EXERCISE: Exactly as written, print each record in the listing.

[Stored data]
■ ■ ■
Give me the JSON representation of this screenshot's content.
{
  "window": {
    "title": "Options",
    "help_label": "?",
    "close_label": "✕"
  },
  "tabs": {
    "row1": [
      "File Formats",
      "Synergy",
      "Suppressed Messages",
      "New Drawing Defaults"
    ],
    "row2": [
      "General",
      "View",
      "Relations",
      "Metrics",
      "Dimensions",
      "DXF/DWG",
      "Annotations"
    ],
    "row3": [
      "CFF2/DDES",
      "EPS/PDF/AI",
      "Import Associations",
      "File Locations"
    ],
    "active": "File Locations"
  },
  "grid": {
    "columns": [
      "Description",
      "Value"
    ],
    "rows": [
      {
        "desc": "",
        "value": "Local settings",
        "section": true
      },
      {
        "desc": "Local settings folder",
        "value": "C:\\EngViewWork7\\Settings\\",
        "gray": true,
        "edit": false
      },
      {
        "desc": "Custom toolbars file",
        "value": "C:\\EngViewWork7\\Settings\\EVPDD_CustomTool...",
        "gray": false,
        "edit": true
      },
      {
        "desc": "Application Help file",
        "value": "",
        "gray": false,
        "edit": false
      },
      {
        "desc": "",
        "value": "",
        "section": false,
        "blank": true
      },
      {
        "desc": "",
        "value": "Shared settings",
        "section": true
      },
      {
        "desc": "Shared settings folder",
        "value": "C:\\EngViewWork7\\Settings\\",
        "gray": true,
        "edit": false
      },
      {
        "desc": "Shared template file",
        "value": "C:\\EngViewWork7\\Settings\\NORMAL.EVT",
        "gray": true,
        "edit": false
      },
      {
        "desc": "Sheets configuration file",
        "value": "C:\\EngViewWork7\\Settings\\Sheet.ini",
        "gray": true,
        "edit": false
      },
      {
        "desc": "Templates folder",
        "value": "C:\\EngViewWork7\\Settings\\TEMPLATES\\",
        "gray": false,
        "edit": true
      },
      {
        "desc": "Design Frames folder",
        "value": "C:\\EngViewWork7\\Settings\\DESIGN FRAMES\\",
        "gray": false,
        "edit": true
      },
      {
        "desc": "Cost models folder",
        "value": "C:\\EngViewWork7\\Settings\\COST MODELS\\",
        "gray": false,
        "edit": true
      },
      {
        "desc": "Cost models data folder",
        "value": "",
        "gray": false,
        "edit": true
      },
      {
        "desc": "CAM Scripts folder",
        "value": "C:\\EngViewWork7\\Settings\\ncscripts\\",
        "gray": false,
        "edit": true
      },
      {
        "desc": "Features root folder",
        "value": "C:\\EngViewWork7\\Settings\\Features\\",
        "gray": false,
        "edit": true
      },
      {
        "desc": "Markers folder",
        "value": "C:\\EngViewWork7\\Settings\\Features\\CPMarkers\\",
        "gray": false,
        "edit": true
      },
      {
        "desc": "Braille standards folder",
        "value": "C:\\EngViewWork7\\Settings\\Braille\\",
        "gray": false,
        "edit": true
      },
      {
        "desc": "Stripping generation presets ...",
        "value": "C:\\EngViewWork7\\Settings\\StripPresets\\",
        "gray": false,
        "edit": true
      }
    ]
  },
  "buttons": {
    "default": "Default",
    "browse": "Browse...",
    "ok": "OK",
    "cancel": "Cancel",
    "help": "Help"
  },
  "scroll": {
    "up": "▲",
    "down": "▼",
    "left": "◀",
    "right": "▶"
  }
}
■ ■ ■
RESULT OF THIS TASK:
Give me the JSON representation of this screenshot's content.
{
  "window": {
    "title": "Options",
    "help_label": "?",
    "close_label": "✕"
  },
  "tabs": {
    "row1": [
      "File Formats",
      "Synergy",
      "Suppressed Messages",
      "New Drawing Defaults"
    ],
    "row2": [
      "General",
      "View",
      "Relations",
      "Metrics",
      "Dimensions",
      "DXF/DWG",
      "Annotations"
    ],
    "row3": [
      "CFF2/DDES",
      "EPS/PDF/AI",
      "Import Associations",
      "File Locations"
    ],
    "active": "File Locations"
  },
  "grid": {
    "columns": [
      "Description",
      "Value"
    ],
    "rows": [
      {
        "desc": "",
        "value": "Local settings",
        "section": true
      },
      {
        "desc": "Local settings folder",
        "value": "C:\\EngViewWork7\\Settings\\",
        "gray": true,
        "edit": false
      },
      {
        "desc": "Custom toolbars file",
        "value": "C:\\EngViewWork7\\Settings\\EVPDD_CustomTool...",
        "gray": false,
        "edit": true
      },
      {
        "desc": "Application Help file",
        "value": "",
        "gray": false,
        "edit": false
      },
      {
        "desc": "",
        "value": "",
        "section": false,
        "blank": true
      },
      {
        "desc": "",
        "value": "Shared settings",
        "section": true
      },
      {
        "desc": "Shared settings folder",
        "value": "C:\\EngViewWork7\\Settings\\",
        "gray": true,
        "edit": false
      },
      {
        "desc": "Shared template file",
        "value": "C:\\EngViewWork7\\Settings\\NORMAL.EVT",
        "gray": true,
        "edit": false
      },
      {
        "desc": "Sheets configuration file",
        "value": "C:\\EngViewWork7\\Settings\\Sheet.ini",
        "gray": true,
        "edit": false
      },
      {
        "desc": "Templates folder",
        "value": "C:\\EngViewWork7\\Settings\\TEMPLATES\\",
        "gray": false,
        "edit": true
      },
      {
        "desc": "Design Frames folder",
        "value": "C:\\EngViewWork7\\Settings\\DESIGN FRAMES\\",
        "gray": false,
        "edit": true
      },
      {
        "desc": "Cost models folder",
        "value": "C:\\EngViewWork7\\Settings\\COST MODELS\\",
        "gray": false,
        "edit": true
      },
      {
        "desc": "Cost models data folder",
        "value": "",
        "gray": false,
        "edit": true
      },
      {
        "desc": "CAM Scripts folder",
        "value": "C:\\EngViewWork7\\Settings\\ncscripts\\",
        "gray": false,
        "edit": true
      },
      {
        "desc": "Features root folder",
        "value": "C:\\EngViewWork7\\Settings\\Features\\",
        "gray": false,
        "edit": true
      },
      {
        "desc": "Markers folder",
        "value": "C:\\EngViewWork7\\Settings\\Features\\CPMarkers\\",
        "gray": false,
        "edit": true
      },
      {
        "desc": "Braille standards folder",
        "value": "C:\\EngViewWork7\\Settings\\Braille\\",
        "gray": false,
        "edit": true
      },
      {
        "desc": "Stripping generation presets ...",
        "value": "C:\\EngViewWork7\\Settings\\StripPresets\\",
        "gray": false,
        "edit": true
      }
    ]
  },
  "buttons": {
    "default": "Default",
    "browse": "Browse...",
    "ok": "OK",
    "cancel": "Cancel",
    "help": "Help"
  },
  "scroll": {
    "up": "▲",
    "down": "▼",
    "left": "◀",
    "right": "▶"
  }
}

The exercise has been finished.